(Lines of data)
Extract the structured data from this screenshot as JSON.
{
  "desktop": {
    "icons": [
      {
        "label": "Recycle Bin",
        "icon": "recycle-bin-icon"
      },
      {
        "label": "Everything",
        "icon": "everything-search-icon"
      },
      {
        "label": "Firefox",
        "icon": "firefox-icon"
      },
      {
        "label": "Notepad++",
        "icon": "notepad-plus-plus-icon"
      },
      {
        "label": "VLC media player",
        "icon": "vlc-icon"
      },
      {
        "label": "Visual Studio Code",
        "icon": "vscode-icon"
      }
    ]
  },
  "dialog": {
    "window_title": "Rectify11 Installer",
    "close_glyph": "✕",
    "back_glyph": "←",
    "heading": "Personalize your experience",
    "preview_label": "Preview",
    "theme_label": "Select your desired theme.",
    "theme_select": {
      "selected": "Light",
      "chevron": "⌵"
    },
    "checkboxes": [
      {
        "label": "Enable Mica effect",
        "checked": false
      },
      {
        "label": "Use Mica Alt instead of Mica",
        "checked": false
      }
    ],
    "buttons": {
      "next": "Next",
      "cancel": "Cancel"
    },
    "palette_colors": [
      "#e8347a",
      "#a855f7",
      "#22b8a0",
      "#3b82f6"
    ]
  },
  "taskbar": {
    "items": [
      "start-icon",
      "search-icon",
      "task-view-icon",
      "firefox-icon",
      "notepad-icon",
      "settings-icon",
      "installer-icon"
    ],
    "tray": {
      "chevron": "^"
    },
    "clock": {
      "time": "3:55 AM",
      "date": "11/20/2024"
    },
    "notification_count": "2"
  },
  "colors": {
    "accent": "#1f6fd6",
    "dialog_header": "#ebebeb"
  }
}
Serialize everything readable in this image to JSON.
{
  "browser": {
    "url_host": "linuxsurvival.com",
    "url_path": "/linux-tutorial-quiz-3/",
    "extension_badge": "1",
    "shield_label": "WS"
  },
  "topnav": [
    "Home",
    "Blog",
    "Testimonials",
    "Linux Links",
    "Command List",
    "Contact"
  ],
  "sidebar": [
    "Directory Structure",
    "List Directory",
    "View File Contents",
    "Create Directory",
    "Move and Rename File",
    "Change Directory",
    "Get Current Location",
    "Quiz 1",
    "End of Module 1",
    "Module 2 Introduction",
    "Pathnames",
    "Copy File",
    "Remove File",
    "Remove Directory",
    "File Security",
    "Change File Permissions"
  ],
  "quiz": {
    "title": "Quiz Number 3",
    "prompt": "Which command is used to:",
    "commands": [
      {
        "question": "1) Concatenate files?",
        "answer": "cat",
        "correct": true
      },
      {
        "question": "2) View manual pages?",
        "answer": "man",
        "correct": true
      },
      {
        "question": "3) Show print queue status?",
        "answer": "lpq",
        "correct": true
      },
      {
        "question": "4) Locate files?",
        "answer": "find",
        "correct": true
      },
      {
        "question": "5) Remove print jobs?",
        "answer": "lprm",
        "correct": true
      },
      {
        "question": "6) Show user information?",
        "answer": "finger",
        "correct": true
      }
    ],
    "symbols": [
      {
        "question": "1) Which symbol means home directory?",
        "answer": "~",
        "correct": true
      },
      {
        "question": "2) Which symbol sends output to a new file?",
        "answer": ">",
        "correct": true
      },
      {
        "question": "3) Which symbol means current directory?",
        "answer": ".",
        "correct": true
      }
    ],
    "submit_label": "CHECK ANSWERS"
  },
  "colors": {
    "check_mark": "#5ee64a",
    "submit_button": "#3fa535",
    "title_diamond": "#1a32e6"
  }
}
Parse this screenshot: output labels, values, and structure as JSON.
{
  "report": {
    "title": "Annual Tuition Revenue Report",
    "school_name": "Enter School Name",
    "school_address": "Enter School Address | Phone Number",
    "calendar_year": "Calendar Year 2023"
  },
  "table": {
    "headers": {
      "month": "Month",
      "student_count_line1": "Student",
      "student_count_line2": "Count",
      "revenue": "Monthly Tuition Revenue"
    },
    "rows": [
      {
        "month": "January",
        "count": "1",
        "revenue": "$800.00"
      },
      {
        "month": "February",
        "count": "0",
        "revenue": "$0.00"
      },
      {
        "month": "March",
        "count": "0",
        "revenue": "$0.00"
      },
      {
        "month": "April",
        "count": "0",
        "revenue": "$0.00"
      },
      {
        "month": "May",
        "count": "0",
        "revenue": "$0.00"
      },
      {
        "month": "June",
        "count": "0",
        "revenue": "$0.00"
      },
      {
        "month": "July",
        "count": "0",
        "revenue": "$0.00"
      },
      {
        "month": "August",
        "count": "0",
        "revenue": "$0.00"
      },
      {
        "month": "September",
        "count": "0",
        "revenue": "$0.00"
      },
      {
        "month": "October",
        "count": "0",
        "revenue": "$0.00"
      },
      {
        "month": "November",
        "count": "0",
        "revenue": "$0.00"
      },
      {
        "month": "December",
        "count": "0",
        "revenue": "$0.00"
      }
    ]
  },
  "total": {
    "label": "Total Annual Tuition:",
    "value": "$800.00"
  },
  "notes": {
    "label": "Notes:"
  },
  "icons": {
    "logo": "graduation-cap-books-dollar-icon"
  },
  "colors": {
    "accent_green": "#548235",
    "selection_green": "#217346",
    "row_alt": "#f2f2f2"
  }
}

[OBJECTIVE] Among the lines of the data above, count those holding "files" and state only the number.

[WRITTEN REPLY] 2